OBJECTIVE:
All the data must come back unchanged, except that pictures are left out.

RECORDS SUPPLIED:
--*--
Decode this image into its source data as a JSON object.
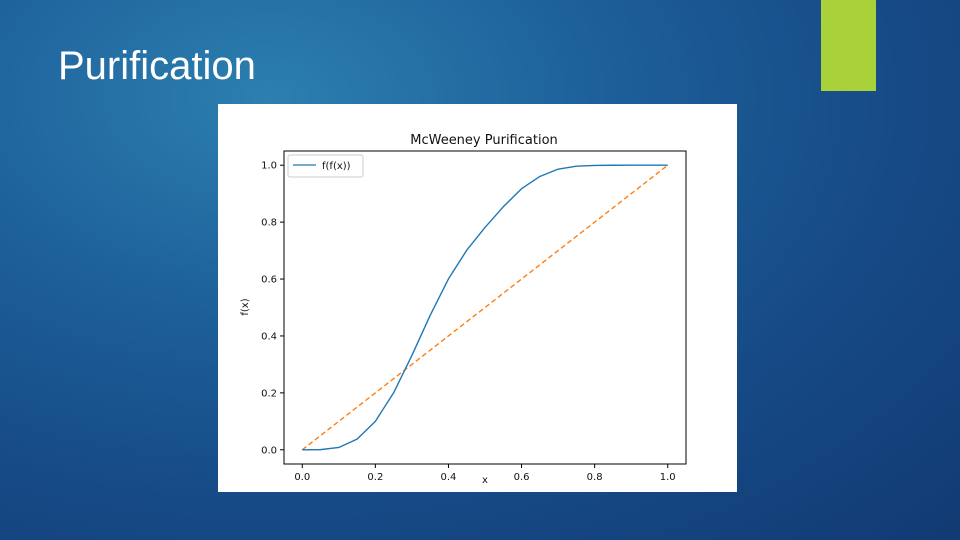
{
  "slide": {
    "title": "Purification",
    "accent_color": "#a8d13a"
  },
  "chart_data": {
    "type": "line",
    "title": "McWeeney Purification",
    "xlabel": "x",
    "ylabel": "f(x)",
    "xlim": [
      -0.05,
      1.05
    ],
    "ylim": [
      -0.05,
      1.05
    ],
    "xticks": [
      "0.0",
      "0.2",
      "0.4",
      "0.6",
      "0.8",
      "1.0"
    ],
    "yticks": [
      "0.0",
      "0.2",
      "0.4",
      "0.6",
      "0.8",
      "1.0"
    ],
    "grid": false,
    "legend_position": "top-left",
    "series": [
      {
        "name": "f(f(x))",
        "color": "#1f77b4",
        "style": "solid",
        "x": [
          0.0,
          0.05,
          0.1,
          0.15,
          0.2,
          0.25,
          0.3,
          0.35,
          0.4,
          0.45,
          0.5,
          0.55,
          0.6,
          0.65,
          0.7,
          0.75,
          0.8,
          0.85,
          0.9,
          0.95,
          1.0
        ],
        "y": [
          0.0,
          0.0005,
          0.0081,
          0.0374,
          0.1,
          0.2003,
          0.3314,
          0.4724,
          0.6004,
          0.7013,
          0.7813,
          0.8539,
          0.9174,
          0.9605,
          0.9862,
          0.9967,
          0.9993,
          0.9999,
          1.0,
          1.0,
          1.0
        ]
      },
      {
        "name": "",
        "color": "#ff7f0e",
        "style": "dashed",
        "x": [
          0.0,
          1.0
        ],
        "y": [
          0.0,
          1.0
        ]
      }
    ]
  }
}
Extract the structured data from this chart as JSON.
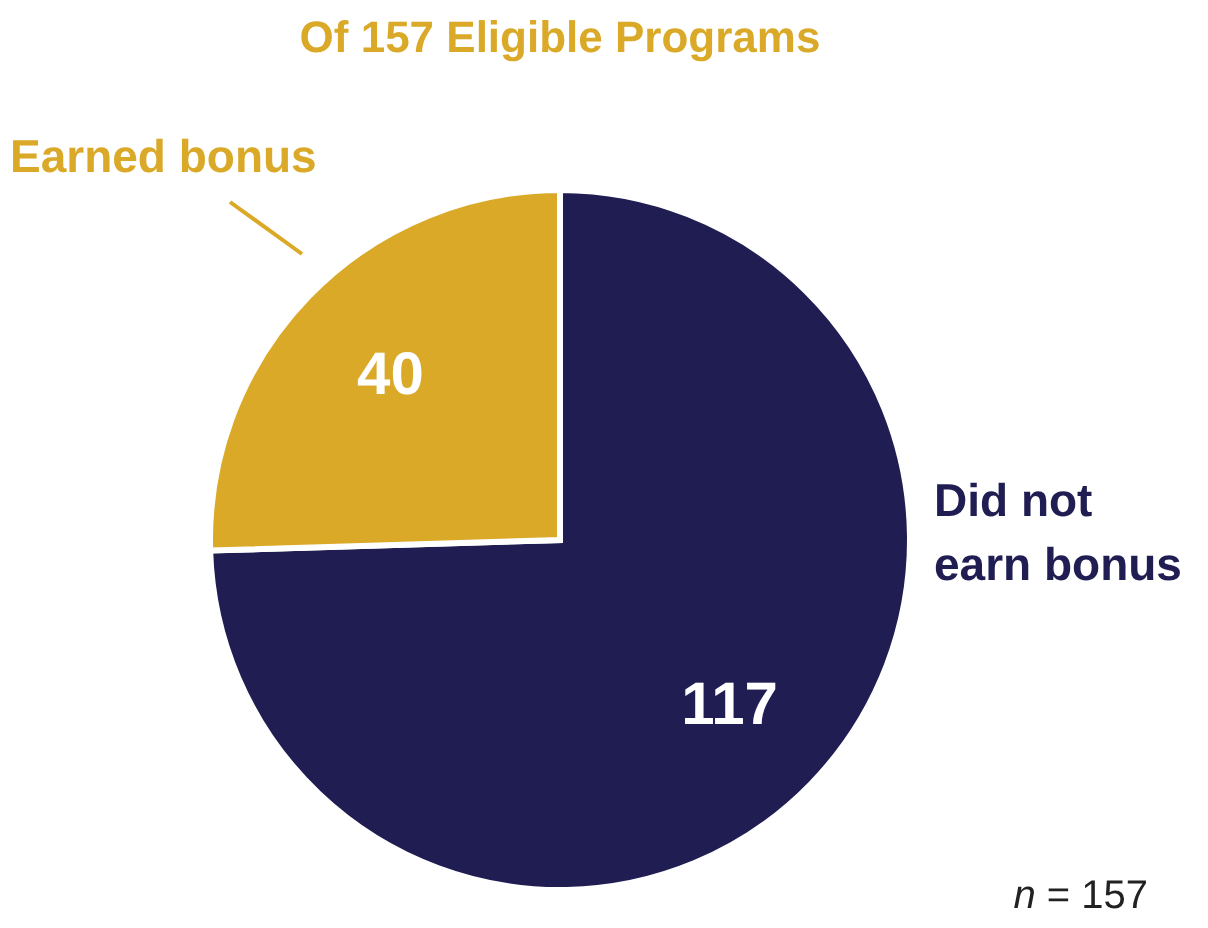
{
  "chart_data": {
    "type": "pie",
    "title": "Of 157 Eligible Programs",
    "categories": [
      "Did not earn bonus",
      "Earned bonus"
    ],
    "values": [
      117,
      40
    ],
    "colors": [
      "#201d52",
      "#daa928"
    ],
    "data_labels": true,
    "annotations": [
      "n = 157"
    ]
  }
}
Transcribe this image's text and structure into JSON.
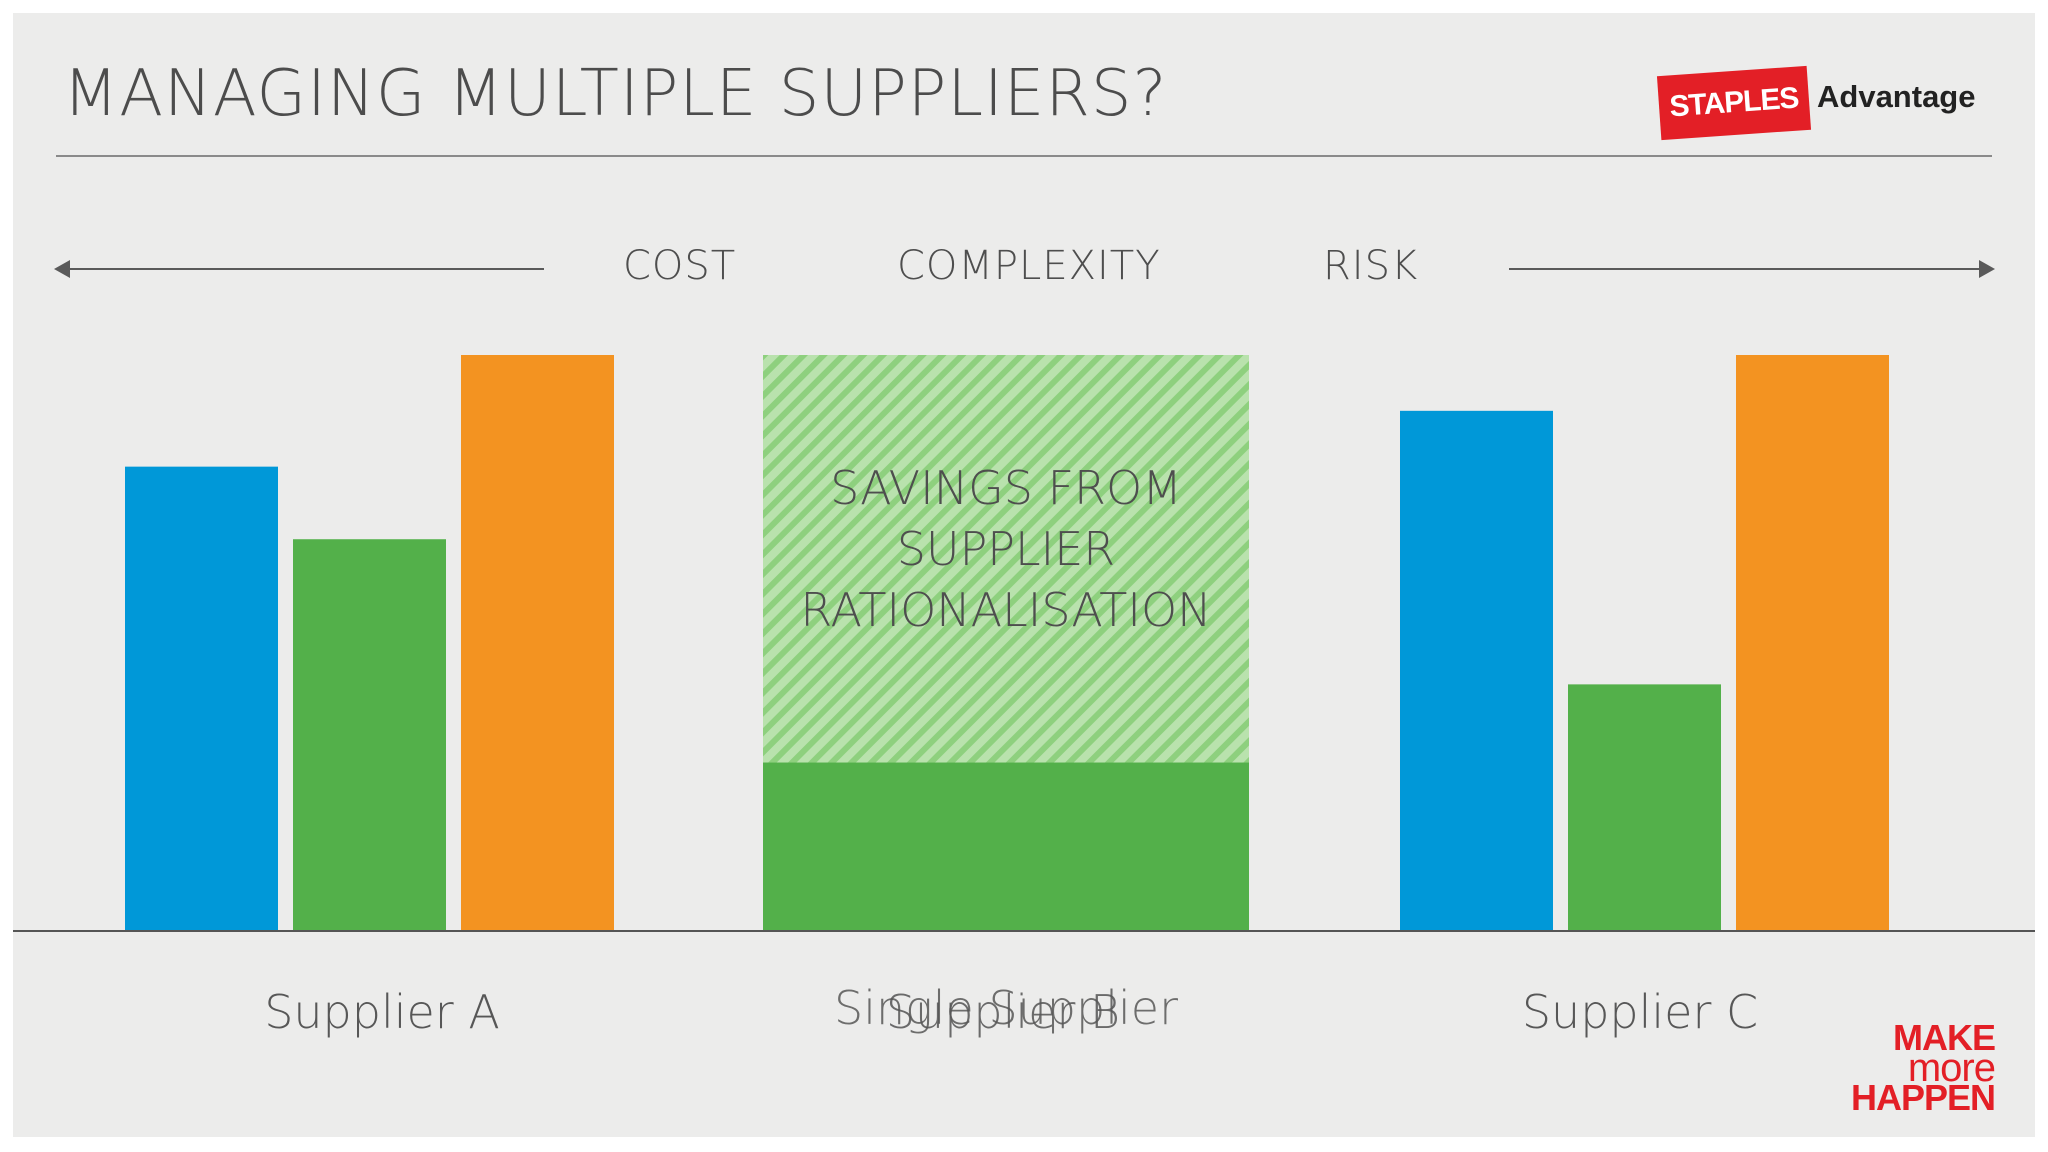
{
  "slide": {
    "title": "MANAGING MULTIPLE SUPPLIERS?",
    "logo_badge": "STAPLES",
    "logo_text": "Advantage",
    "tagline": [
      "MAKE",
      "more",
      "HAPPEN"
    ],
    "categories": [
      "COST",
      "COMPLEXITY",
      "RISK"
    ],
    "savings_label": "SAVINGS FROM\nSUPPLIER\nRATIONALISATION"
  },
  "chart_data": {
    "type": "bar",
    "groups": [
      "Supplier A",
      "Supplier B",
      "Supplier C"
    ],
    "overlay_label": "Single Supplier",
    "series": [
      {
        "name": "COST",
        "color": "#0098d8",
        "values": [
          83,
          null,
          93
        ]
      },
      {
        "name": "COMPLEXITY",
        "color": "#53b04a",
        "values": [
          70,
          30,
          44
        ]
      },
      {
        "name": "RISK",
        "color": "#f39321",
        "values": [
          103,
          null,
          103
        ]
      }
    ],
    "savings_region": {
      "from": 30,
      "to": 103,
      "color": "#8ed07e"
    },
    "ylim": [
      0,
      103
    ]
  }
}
--*--
WRITTEN RESPONSE:
Decode this image into its source data as a JSON object.
{
  "slide": {
    "title": "Purification",
    "accent_color": "#a8d13a"
  },
  "chart_data": {
    "type": "line",
    "title": "McWeeney Purification",
    "xlabel": "x",
    "ylabel": "f(x)",
    "xlim": [
      -0.05,
      1.05
    ],
    "ylim": [
      -0.05,
      1.05
    ],
    "xticks": [
      "0.0",
      "0.2",
      "0.4",
      "0.6",
      "0.8",
      "1.0"
    ],
    "yticks": [
      "0.0",
      "0.2",
      "0.4",
      "0.6",
      "0.8",
      "1.0"
    ],
    "grid": false,
    "legend_position": "top-left",
    "series": [
      {
        "name": "f(f(x))",
        "color": "#1f77b4",
        "style": "solid",
        "x": [
          0.0,
          0.05,
          0.1,
          0.15,
          0.2,
          0.25,
          0.3,
          0.35,
          0.4,
          0.45,
          0.5,
          0.55,
          0.6,
          0.65,
          0.7,
          0.75,
          0.8,
          0.85,
          0.9,
          0.95,
          1.0
        ],
        "y": [
          0.0,
          0.0005,
          0.0081,
          0.0374,
          0.1,
          0.2003,
          0.3314,
          0.4724,
          0.6004,
          0.7013,
          0.7813,
          0.8539,
          0.9174,
          0.9605,
          0.9862,
          0.9967,
          0.9993,
          0.9999,
          1.0,
          1.0,
          1.0
        ]
      },
      {
        "name": "",
        "color": "#ff7f0e",
        "style": "dashed",
        "x": [
          0.0,
          1.0
        ],
        "y": [
          0.0,
          1.0
        ]
      }
    ]
  }
}
Extract the structured data from this chart as JSON.
{
  "chart_data": {
    "type": "pie",
    "title": "Of 157 Eligible Programs",
    "categories": [
      "Did not earn bonus",
      "Earned bonus"
    ],
    "values": [
      117,
      40
    ],
    "colors": [
      "#201d52",
      "#daa928"
    ],
    "data_labels": true,
    "annotations": [
      "n = 157"
    ]
  }
}
Transcribe this image's text and structure into JSON.
{
  "slide": {
    "title": "MANAGING MULTIPLE SUPPLIERS?",
    "logo_badge": "STAPLES",
    "logo_text": "Advantage",
    "tagline": [
      "MAKE",
      "more",
      "HAPPEN"
    ],
    "categories": [
      "COST",
      "COMPLEXITY",
      "RISK"
    ],
    "savings_label": "SAVINGS FROM\nSUPPLIER\nRATIONALISATION"
  },
  "chart_data": {
    "type": "bar",
    "groups": [
      "Supplier A",
      "Supplier B",
      "Supplier C"
    ],
    "overlay_label": "Single Supplier",
    "series": [
      {
        "name": "COST",
        "color": "#0098d8",
        "values": [
          83,
          null,
          93
        ]
      },
      {
        "name": "COMPLEXITY",
        "color": "#53b04a",
        "values": [
          70,
          30,
          44
        ]
      },
      {
        "name": "RISK",
        "color": "#f39321",
        "values": [
          103,
          null,
          103
        ]
      }
    ],
    "savings_region": {
      "from": 30,
      "to": 103,
      "color": "#8ed07e"
    },
    "ylim": [
      0,
      103
    ]
  }
}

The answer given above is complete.